**EXERCISE AIM:** Count every line below in which "dans" occurs, then give only the count.

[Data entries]
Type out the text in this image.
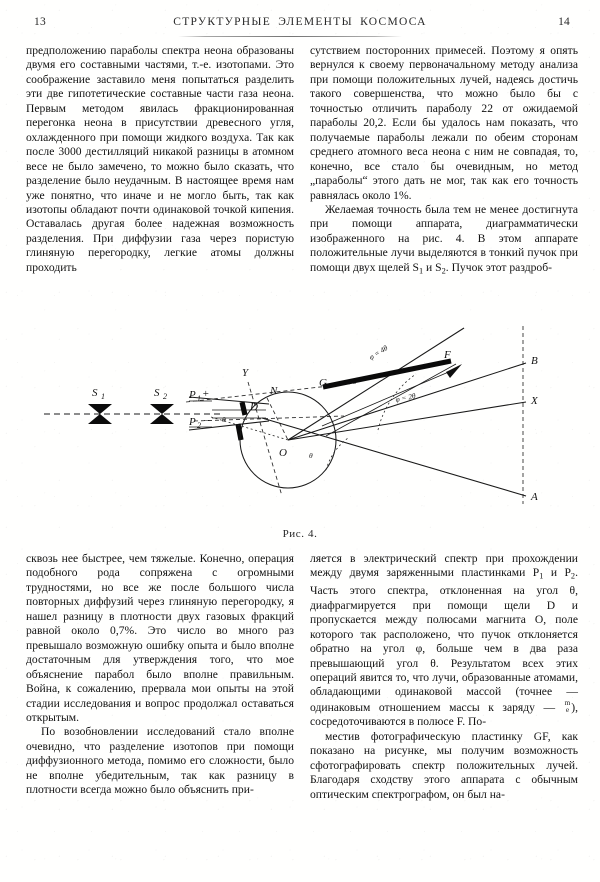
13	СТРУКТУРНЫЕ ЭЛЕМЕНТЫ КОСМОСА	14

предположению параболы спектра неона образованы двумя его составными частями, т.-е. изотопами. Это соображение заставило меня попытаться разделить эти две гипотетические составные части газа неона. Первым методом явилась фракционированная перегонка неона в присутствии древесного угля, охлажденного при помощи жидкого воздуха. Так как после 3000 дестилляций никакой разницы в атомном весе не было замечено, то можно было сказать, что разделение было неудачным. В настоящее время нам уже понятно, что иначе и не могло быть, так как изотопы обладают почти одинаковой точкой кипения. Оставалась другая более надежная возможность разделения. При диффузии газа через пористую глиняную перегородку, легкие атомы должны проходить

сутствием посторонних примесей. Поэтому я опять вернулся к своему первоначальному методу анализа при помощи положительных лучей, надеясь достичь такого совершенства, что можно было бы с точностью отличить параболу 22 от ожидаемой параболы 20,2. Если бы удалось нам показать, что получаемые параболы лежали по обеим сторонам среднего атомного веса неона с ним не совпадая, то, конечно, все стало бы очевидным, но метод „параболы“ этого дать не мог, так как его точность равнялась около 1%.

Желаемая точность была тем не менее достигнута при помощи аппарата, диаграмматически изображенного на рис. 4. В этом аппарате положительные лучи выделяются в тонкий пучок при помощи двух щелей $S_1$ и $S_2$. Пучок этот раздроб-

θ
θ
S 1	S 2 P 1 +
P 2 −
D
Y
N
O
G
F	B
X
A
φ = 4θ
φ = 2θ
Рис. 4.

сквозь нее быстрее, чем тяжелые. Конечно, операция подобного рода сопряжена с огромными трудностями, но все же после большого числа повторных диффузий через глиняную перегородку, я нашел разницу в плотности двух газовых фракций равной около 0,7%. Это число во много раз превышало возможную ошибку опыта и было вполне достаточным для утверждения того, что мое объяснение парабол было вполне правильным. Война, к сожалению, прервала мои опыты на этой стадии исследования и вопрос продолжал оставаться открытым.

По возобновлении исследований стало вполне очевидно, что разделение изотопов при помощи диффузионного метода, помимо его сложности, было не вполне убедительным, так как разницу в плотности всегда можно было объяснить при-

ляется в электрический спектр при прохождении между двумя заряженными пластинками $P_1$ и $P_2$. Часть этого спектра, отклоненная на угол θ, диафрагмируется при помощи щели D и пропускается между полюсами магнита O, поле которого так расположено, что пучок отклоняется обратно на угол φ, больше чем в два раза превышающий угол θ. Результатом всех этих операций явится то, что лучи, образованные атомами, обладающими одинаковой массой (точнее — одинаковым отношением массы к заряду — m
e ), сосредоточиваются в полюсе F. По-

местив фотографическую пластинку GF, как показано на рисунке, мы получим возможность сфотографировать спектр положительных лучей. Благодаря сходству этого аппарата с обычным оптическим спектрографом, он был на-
--
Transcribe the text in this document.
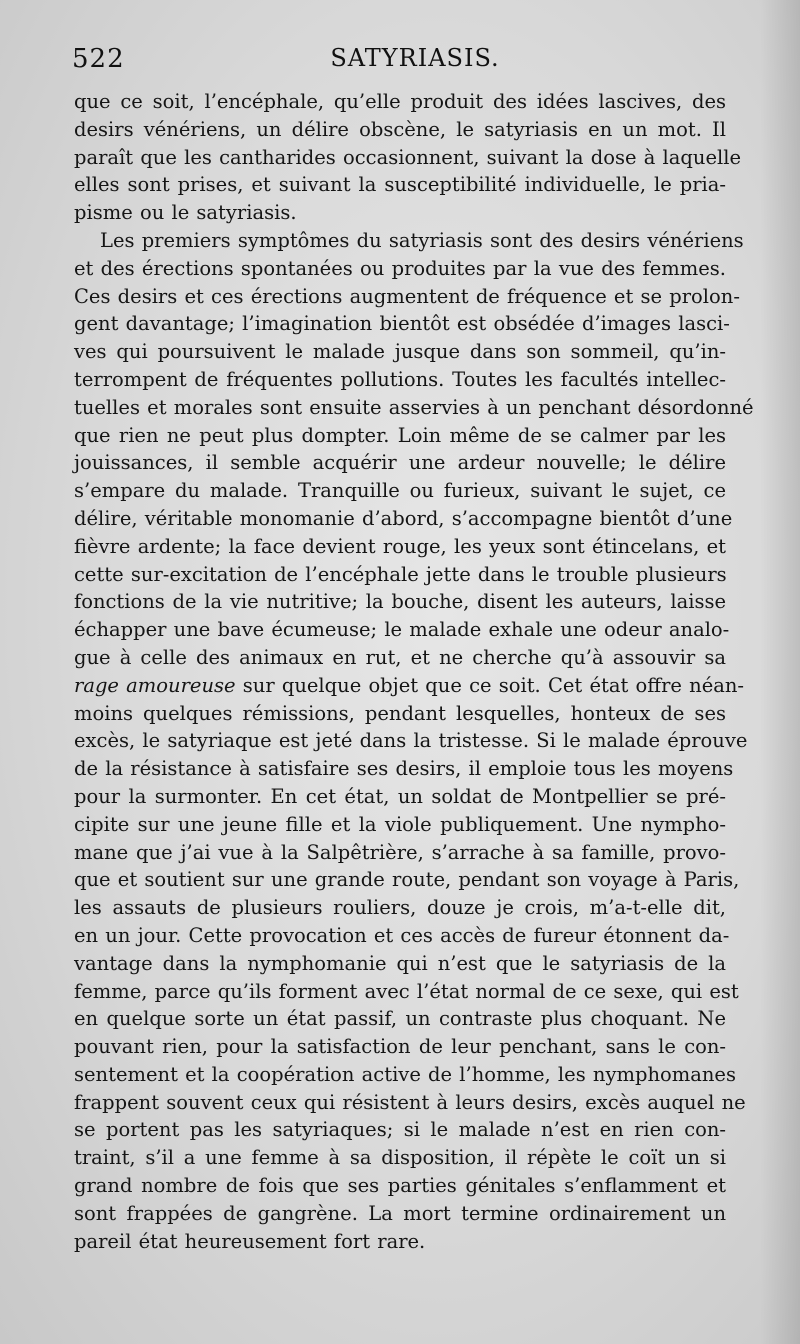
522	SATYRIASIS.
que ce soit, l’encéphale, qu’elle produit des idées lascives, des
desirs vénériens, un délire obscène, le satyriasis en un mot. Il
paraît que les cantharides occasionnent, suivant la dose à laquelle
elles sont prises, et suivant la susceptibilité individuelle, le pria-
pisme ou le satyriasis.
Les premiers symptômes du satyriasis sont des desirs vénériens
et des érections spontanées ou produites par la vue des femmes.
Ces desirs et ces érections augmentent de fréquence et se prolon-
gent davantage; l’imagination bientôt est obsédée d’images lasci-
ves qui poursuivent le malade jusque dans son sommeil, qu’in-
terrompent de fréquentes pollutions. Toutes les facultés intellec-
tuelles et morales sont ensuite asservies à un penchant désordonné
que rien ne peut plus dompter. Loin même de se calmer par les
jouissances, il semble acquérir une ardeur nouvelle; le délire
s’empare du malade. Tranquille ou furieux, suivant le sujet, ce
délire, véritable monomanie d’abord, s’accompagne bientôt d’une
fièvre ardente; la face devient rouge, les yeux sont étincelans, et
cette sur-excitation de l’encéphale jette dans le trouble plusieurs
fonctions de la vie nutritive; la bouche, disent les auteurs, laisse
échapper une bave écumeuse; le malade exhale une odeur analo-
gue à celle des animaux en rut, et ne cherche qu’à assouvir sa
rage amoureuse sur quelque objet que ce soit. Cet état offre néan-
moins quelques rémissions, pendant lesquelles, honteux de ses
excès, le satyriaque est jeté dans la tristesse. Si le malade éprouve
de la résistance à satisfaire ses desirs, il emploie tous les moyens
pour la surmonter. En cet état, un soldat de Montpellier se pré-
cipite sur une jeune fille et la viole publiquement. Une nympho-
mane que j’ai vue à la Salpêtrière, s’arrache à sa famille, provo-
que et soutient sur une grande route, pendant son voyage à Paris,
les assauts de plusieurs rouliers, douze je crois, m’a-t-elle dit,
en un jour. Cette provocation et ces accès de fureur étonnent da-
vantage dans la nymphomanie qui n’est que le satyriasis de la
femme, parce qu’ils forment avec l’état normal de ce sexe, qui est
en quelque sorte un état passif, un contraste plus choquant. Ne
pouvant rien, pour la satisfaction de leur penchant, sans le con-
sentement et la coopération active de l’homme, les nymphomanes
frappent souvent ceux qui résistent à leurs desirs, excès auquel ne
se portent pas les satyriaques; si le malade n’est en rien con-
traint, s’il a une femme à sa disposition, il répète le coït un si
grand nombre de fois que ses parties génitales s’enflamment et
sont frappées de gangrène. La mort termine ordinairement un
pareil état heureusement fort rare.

**THE RESULT:** 4